Items listed in a dataset
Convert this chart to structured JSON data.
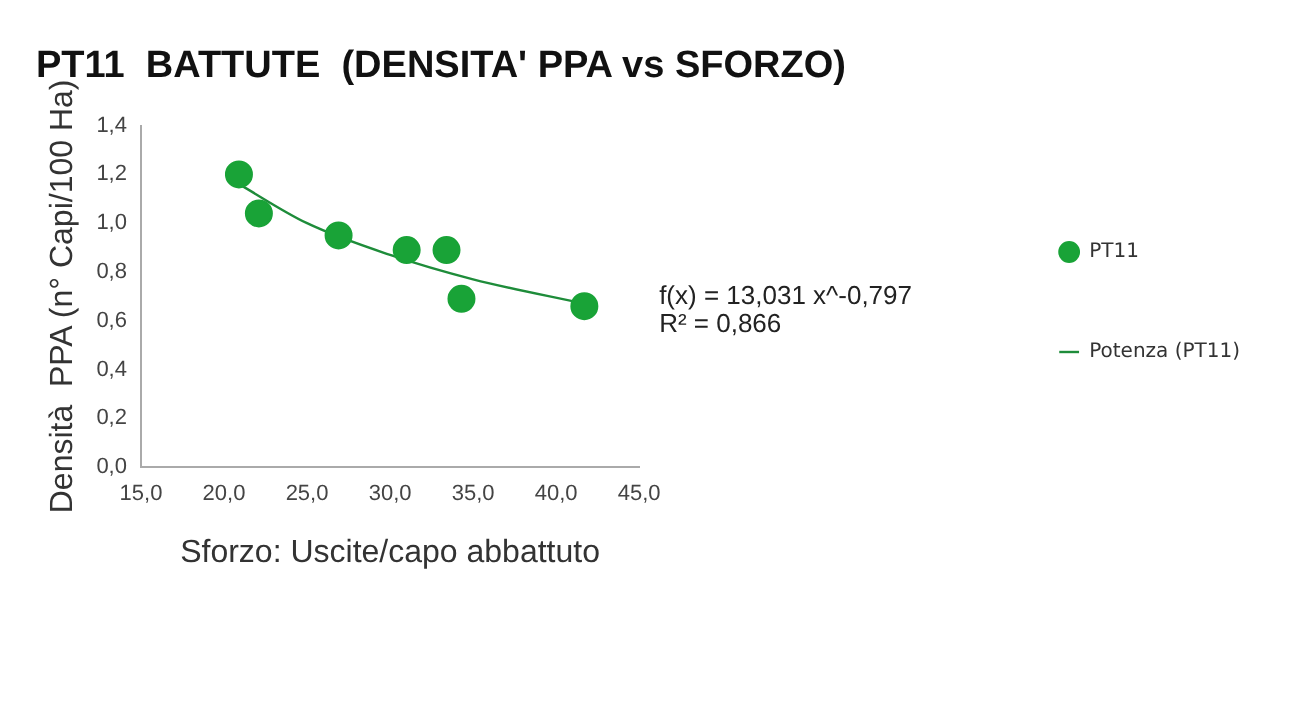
{
  "chart_data": {
    "type": "scatter",
    "title": "PT11  BATTUTE  (DENSITA' PPA vs SFORZO)",
    "xlabel": "Sforzo: Uscite/capo abbattuto",
    "ylabel": "Densità  PPA (n° Capi/100 Ha)",
    "series": [
      {
        "name": "PT11",
        "color": "#19a337",
        "marker": "circle",
        "x": [
          20.9,
          22.1,
          26.9,
          31.0,
          33.4,
          34.3,
          41.7
        ],
        "values": [
          1.2,
          1.04,
          0.95,
          0.89,
          0.89,
          0.69,
          0.66
        ]
      },
      {
        "name": "Potenza (PT11)",
        "type": "line",
        "marker": "none",
        "color": "#1e8c3a",
        "x": [
          20.9,
          25,
          30,
          35,
          41.7
        ],
        "values": [
          1.16,
          1.0,
          0.87,
          0.77,
          0.67
        ]
      }
    ],
    "xlim": [
      15,
      45
    ],
    "xticks": [
      {
        "value": 15,
        "label": "15,0"
      },
      {
        "value": 20,
        "label": "20,0"
      },
      {
        "value": 25,
        "label": "25,0"
      },
      {
        "value": 30,
        "label": "30,0"
      },
      {
        "value": 35,
        "label": "35,0"
      },
      {
        "value": 40,
        "label": "40,0"
      },
      {
        "value": 45,
        "label": "45,0"
      }
    ],
    "ylim": [
      0,
      1.4
    ],
    "yticks": [
      {
        "value": 0,
        "label": "0,0"
      },
      {
        "value": 0.2,
        "label": "0,2"
      },
      {
        "value": 0.4,
        "label": "0,4"
      },
      {
        "value": 0.6,
        "label": "0,6"
      },
      {
        "value": 0.8,
        "label": "0,8"
      },
      {
        "value": 1.0,
        "label": "1,0"
      },
      {
        "value": 1.2,
        "label": "1,2"
      },
      {
        "value": 1.4,
        "label": "1,4"
      }
    ],
    "annotations": [
      "f(x) = 13,031 x^-0,797",
      "R² = 0,866"
    ],
    "grid": false,
    "legend": "right"
  }
}
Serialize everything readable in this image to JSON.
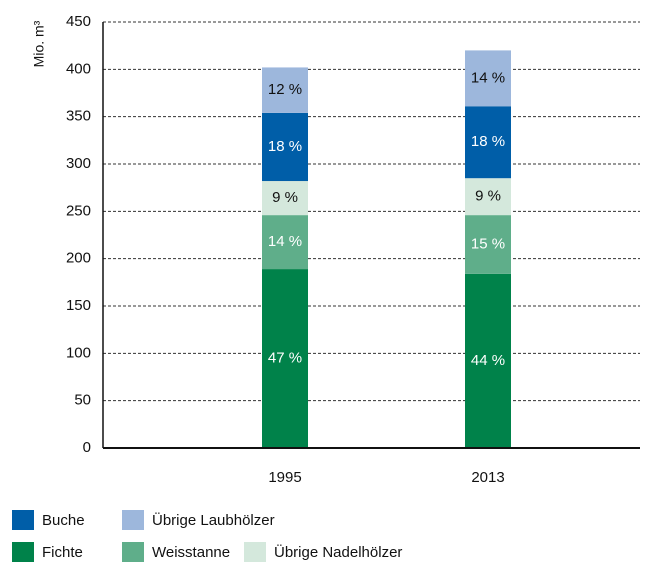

Exercise requirements:
Scan the material above for the string "this" and report each line where you find it.

Exercise answer:
Convert this chart to structured JSON data.
Serialize everything readable in this image to JSON.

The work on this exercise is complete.